* **Exercise brief**: Write out the rows below without changes, starting with the row that contains "svg-text:$: $ (126, 116, 134, 131)" and going on through the row that contains "bullet-item: Despite markedly".

»»

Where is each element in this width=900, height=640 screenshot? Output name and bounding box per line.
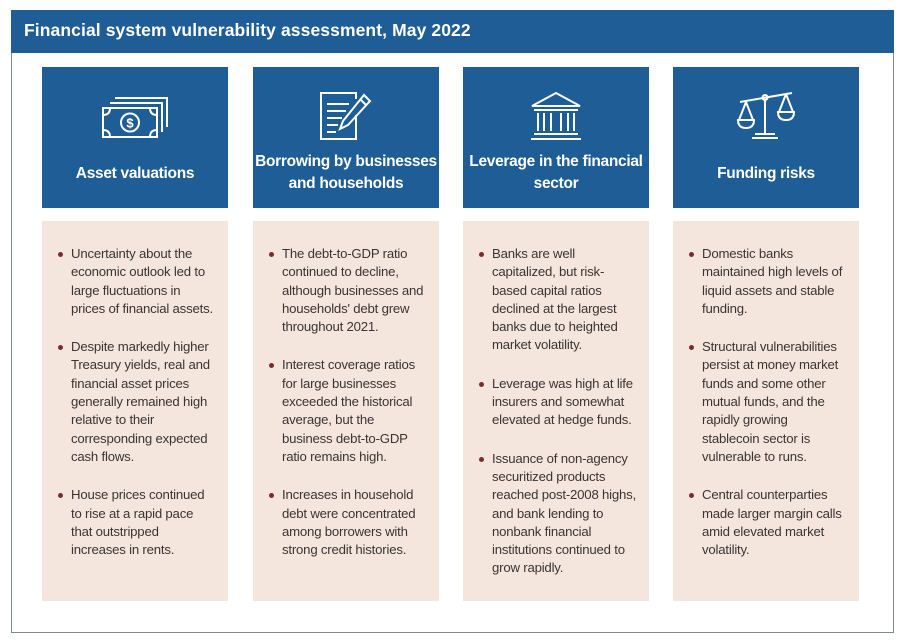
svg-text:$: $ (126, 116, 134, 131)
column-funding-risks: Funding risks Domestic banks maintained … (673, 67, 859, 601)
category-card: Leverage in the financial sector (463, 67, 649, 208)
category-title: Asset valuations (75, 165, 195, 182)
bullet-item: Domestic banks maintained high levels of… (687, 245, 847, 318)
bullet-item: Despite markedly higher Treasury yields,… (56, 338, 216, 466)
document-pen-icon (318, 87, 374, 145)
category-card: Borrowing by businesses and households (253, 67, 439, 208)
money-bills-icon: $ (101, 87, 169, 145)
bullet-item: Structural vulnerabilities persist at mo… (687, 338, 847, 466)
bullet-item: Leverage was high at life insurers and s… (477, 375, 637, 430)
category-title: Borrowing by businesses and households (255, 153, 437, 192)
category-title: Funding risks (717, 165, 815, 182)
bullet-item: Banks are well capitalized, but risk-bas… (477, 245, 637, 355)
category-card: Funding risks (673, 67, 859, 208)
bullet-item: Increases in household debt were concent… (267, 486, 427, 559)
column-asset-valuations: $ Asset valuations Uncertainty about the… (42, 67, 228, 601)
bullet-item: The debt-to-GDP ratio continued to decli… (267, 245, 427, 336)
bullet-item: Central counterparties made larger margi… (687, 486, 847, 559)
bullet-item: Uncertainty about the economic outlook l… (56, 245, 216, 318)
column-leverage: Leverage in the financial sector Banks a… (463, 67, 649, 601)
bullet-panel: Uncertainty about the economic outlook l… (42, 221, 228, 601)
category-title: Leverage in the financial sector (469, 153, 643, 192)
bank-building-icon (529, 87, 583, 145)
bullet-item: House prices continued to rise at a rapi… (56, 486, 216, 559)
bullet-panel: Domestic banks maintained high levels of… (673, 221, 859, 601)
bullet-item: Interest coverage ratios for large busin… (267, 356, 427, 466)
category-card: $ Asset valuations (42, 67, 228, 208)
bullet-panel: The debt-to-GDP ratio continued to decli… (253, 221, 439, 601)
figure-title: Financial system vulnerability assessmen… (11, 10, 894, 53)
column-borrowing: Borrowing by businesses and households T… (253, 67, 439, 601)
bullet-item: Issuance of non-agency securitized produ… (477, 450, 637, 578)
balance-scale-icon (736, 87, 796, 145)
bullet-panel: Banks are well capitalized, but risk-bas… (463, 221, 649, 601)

««
»»

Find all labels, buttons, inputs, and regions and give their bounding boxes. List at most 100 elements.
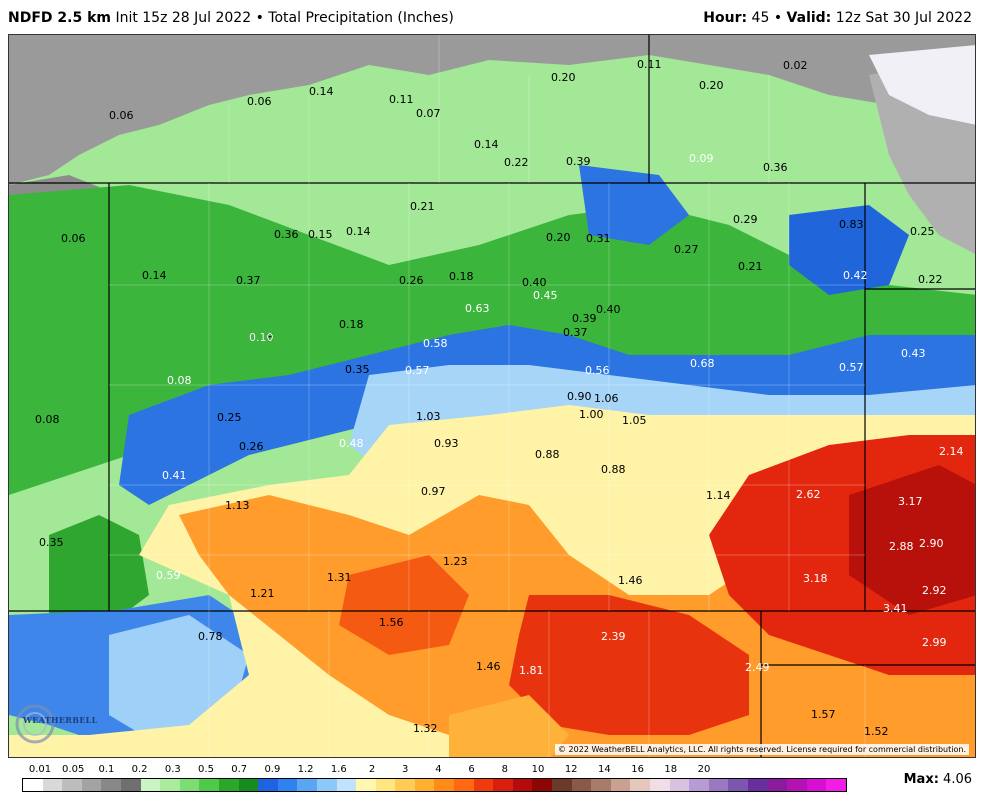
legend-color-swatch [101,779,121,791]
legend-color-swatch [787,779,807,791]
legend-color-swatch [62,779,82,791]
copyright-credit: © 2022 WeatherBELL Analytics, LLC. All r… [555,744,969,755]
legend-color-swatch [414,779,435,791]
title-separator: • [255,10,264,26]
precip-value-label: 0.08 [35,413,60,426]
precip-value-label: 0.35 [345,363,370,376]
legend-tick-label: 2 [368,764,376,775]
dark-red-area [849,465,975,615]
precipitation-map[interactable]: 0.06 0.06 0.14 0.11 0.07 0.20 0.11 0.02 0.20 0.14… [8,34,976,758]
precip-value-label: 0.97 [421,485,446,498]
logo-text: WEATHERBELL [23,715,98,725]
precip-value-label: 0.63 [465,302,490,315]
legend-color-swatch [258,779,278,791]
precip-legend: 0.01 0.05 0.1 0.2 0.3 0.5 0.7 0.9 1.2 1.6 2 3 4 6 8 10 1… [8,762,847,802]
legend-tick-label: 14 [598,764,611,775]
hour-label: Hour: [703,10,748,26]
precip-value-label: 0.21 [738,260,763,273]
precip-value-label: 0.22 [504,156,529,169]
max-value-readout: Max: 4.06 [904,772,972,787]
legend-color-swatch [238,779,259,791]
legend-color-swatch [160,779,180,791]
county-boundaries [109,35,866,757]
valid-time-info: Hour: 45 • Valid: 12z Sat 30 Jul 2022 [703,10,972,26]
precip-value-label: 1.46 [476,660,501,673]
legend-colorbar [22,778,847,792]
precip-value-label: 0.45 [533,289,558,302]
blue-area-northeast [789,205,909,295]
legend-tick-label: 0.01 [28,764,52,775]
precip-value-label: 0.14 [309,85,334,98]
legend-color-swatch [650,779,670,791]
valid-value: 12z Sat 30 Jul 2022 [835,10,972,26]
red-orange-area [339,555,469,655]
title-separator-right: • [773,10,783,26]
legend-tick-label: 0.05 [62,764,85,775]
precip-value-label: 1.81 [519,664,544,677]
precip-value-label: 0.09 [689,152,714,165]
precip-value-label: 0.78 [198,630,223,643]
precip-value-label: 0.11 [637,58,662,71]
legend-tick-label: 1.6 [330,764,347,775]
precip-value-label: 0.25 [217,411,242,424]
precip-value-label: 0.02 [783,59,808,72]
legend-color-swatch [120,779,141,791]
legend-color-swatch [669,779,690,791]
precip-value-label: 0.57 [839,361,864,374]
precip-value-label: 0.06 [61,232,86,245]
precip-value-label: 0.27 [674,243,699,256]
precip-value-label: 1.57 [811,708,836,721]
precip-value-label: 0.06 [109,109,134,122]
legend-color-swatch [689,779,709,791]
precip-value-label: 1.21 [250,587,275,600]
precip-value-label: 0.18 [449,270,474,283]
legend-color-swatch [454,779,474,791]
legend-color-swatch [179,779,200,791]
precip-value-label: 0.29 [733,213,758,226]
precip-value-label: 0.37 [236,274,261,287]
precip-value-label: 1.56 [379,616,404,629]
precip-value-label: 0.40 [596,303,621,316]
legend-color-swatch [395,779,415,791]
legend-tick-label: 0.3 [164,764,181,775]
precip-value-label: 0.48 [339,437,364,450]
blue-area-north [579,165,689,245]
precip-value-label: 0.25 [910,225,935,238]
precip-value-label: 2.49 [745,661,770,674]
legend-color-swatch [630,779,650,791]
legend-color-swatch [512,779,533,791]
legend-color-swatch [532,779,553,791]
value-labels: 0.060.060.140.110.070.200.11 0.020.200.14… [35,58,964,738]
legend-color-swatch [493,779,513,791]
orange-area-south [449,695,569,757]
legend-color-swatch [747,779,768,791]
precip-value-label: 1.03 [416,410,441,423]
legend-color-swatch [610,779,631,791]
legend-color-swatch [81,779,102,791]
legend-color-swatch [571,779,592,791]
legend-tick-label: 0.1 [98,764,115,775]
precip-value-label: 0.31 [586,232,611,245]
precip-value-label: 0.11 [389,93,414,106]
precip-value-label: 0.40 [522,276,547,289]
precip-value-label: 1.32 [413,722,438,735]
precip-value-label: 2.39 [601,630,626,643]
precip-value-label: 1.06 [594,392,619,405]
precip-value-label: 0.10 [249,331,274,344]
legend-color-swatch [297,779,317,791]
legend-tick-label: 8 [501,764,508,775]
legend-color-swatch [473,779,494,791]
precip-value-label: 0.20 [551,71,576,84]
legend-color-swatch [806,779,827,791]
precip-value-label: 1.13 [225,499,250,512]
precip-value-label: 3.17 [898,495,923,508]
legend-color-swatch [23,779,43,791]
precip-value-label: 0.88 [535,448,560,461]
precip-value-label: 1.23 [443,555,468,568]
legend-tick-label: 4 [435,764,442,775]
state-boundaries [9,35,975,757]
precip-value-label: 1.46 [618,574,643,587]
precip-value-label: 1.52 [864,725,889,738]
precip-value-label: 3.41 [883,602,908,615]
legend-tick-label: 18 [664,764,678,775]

««

* **Task output**:
svg-text:$: $ (126, 116, 134, 131)
column-funding-risks: Funding risks Domestic banks maintained … (673, 67, 859, 601)
category-card: Leverage in the financial sector (463, 67, 649, 208)
category-title: Asset valuations (75, 165, 195, 182)
bullet-item: Domestic banks maintained high levels of… (687, 245, 847, 318)
bullet-item: Despite markedly higher Treasury yields,… (56, 338, 216, 466)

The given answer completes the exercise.